:: LISTING ::

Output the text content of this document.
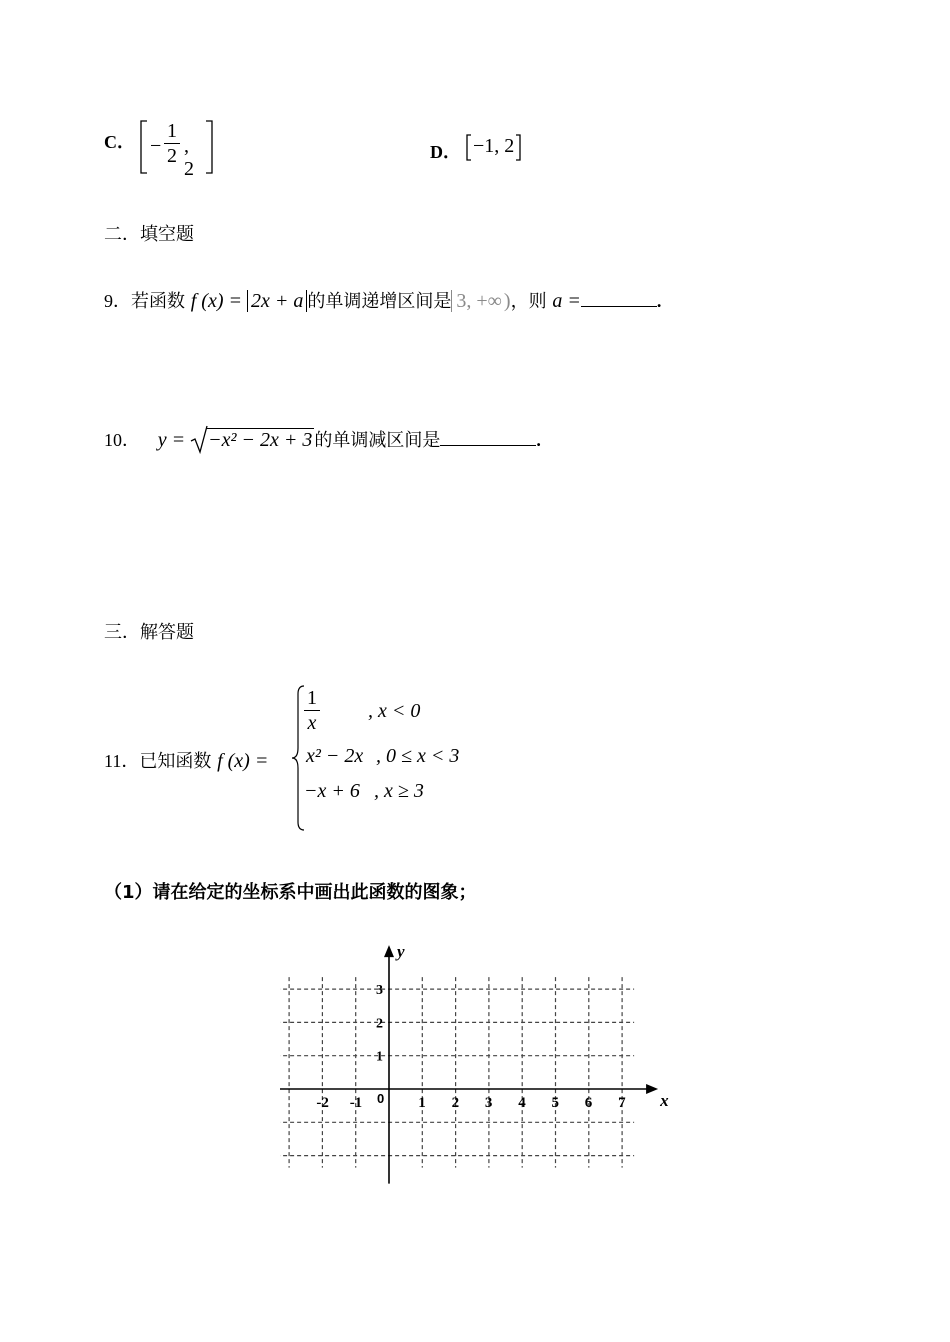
C． − $\frac{1}{2}$ , 2
D． −1, 2
二．填空题
9．若函数 f (x) = 2x + a 的单调递增区间是 3, +∞ )，则 a =	.
10． y =
−x² − 2x + 3 的单调减区间是	.
三．解答题
11．已知函数 f (x) =
$\frac{1}{x}$ , x < 0
x² − 2x , 0 ≤ x < 3
−x + 6 , x ≥ 3
（1）请在给定的坐标系中画出此函数的图象；
x
y
0
-2 -1	1 2 3 4 5 6 7
1
2
3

:::

§ REQUIRED TASK: Transcribe each entry above exactly, apart from the pictures.

§ OUTPUT BELOW:
Output the text content of this document.
C． − $\frac{1}{2}$ , 2
D． −1, 2
二．填空题
9．若函数 f (x) = 2x + a 的单调递增区间是 3, +∞ )，则 a =	.
10． y =
−x² − 2x + 3 的单调减区间是	.
三．解答题
11．已知函数 f (x) =
$\frac{1}{x}$ , x < 0
x² − 2x , 0 ≤ x < 3
−x + 6 , x ≥ 3
（1）请在给定的坐标系中画出此函数的图象；
x
y
0
-2 -1	1 2 3 4 5 6 7
1
2
3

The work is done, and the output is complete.